▶ [STATED GOAL] The records below are to be copied word for word, with every picture left out.

________

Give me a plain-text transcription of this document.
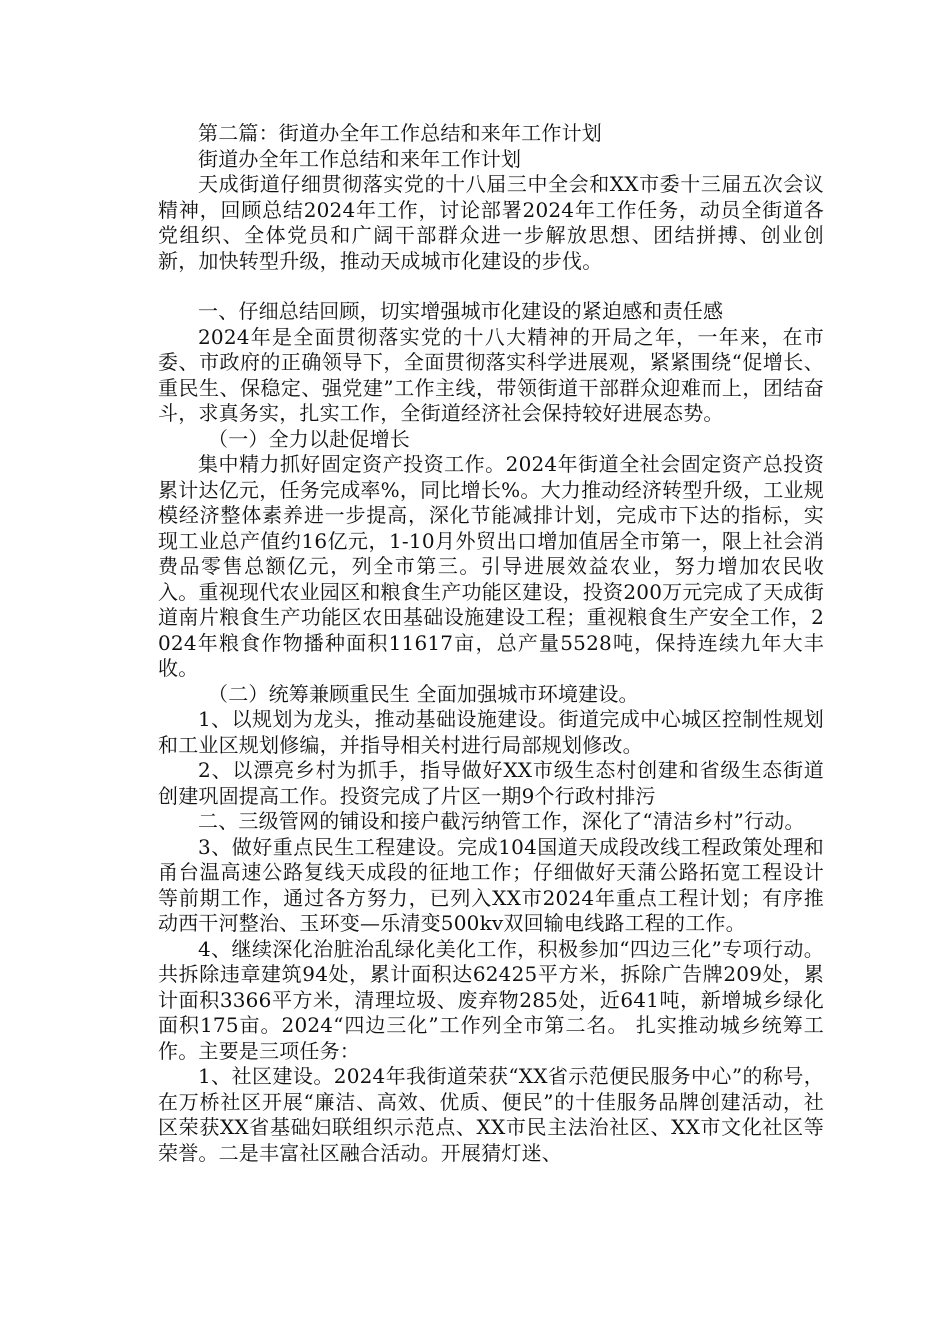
第二篇：街道办全年工作总结和来年工作计划

街道办全年工作总结和来年工作计划

天成街道仔细贯彻落实党的十八届三中全会和XX市委十三届五次会议精神，回顾总结2024年工作，讨论部署2024年工作任务，动员全街道各党组织、全体党员和广阔干部群众进一步解放思想、团结拼搏、创业创新，加快转型升级，推动天成城市化建设的步伐。

一、仔细总结回顾，切实增强城市化建设的紧迫感和责任感

2024年是全面贯彻落实党的十八大精神的开局之年，一年来，在市委、市政府的正确领导下，全面贯彻落实科学进展观，紧紧围绕“促增长、重民生、保稳定、强党建”工作主线，带领街道干部群众迎难而上，团结奋斗，求真务实，扎实工作，全街道经济社会保持较好进展态势。

（一）全力以赴促增长

集中精力抓好固定资产投资工作。2024年街道全社会固定资产总投资累计达亿元，任务完成率%，同比增长%。大力推动经济转型升级，工业规模经济整体素养进一步提高，深化节能减排计划，完成市下达的指标，实现工业总产值约16亿元，1-10月外贸出口增加值居全市第一，限上社会消费品零售总额亿元，列全市第三。引导进展效益农业，努力增加农民收入。重视现代农业园区和粮食生产功能区建设，投资200万元完成了天成街道南片粮食生产功能区农田基础设施建设工程；重视粮食生产安全工作，2024年粮食作物播种面积11617亩，总产量5528吨，保持连续九年大丰收。

（二）统筹兼顾重民生 全面加强城市环境建设。

1、以规划为龙头，推动基础设施建设。街道完成中心城区控制性规划和工业区规划修编，并指导相关村进行局部规划修改。

2、以漂亮乡村为抓手，指导做好XX市级生态村创建和省级生态街道创建巩固提高工作。投资完成了片区一期9个行政村排污

二、三级管网的铺设和接户截污纳管工作，深化了“清洁乡村”行动。

3、做好重点民生工程建设。完成104国道天成段改线工程政策处理和甬台温高速公路复线天成段的征地工作；仔细做好天蒲公路拓宽工程设计等前期工作，通过各方努力，已列入XX市2024年重点工程计划；有序推动西干河整治、玉环变—乐清变500kv双回输电线路工程的工作。

4、继续深化治脏治乱绿化美化工作，积极参加“四边三化”专项行动。共拆除违章建筑94处，累计面积达62425平方米，拆除广告牌209处，累计面积3366平方米，清理垃圾、废弃物285处，近641吨，新增城乡绿化面积175亩。2024“四边三化”工作列全市第二名。 扎实推动城乡统筹工作。主要是三项任务：

1、社区建设。2024年我街道荣获“XX省示范便民服务中心”的称号，在万桥社区开展“廉洁、高效、优质、便民”的十佳服务品牌创建活动，社区荣获XX省基础妇联组织示范点、XX市民主法治社区、XX市文化社区等荣誉。二是丰富社区融合活动。开展猜灯迷、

________

▶ [ANSWER TO THIS PROBLEM]
Give me a plain-text transcription of this document.
第二篇：街道办全年工作总结和来年工作计划

街道办全年工作总结和来年工作计划

天成街道仔细贯彻落实党的十八届三中全会和XX市委十三届五次会议精神，回顾总结2024年工作，讨论部署2024年工作任务，动员全街道各党组织、全体党员和广阔干部群众进一步解放思想、团结拼搏、创业创新，加快转型升级，推动天成城市化建设的步伐。

一、仔细总结回顾，切实增强城市化建设的紧迫感和责任感

2024年是全面贯彻落实党的十八大精神的开局之年，一年来，在市委、市政府的正确领导下，全面贯彻落实科学进展观，紧紧围绕“促增长、重民生、保稳定、强党建”工作主线，带领街道干部群众迎难而上，团结奋斗，求真务实，扎实工作，全街道经济社会保持较好进展态势。

（一）全力以赴促增长

集中精力抓好固定资产投资工作。2024年街道全社会固定资产总投资累计达亿元，任务完成率%，同比增长%。大力推动经济转型升级，工业规模经济整体素养进一步提高，深化节能减排计划，完成市下达的指标，实现工业总产值约16亿元，1-10月外贸出口增加值居全市第一，限上社会消费品零售总额亿元，列全市第三。引导进展效益农业，努力增加农民收入。重视现代农业园区和粮食生产功能区建设，投资200万元完成了天成街道南片粮食生产功能区农田基础设施建设工程；重视粮食生产安全工作，2024年粮食作物播种面积11617亩，总产量5528吨，保持连续九年大丰收。

（二）统筹兼顾重民生 全面加强城市环境建设。

1、以规划为龙头，推动基础设施建设。街道完成中心城区控制性规划和工业区规划修编，并指导相关村进行局部规划修改。

2、以漂亮乡村为抓手，指导做好XX市级生态村创建和省级生态街道创建巩固提高工作。投资完成了片区一期9个行政村排污

二、三级管网的铺设和接户截污纳管工作，深化了“清洁乡村”行动。

3、做好重点民生工程建设。完成104国道天成段改线工程政策处理和甬台温高速公路复线天成段的征地工作；仔细做好天蒲公路拓宽工程设计等前期工作，通过各方努力，已列入XX市2024年重点工程计划；有序推动西干河整治、玉环变—乐清变500kv双回输电线路工程的工作。

4、继续深化治脏治乱绿化美化工作，积极参加“四边三化”专项行动。共拆除违章建筑94处，累计面积达62425平方米，拆除广告牌209处，累计面积3366平方米，清理垃圾、废弃物285处，近641吨，新增城乡绿化面积175亩。2024“四边三化”工作列全市第二名。 扎实推动城乡统筹工作。主要是三项任务：

1、社区建设。2024年我街道荣获“XX省示范便民服务中心”的称号，在万桥社区开展“廉洁、高效、优质、便民”的十佳服务品牌创建活动，社区荣获XX省基础妇联组织示范点、XX市民主法治社区、XX市文化社区等荣誉。二是丰富社区融合活动。开展猜灯迷、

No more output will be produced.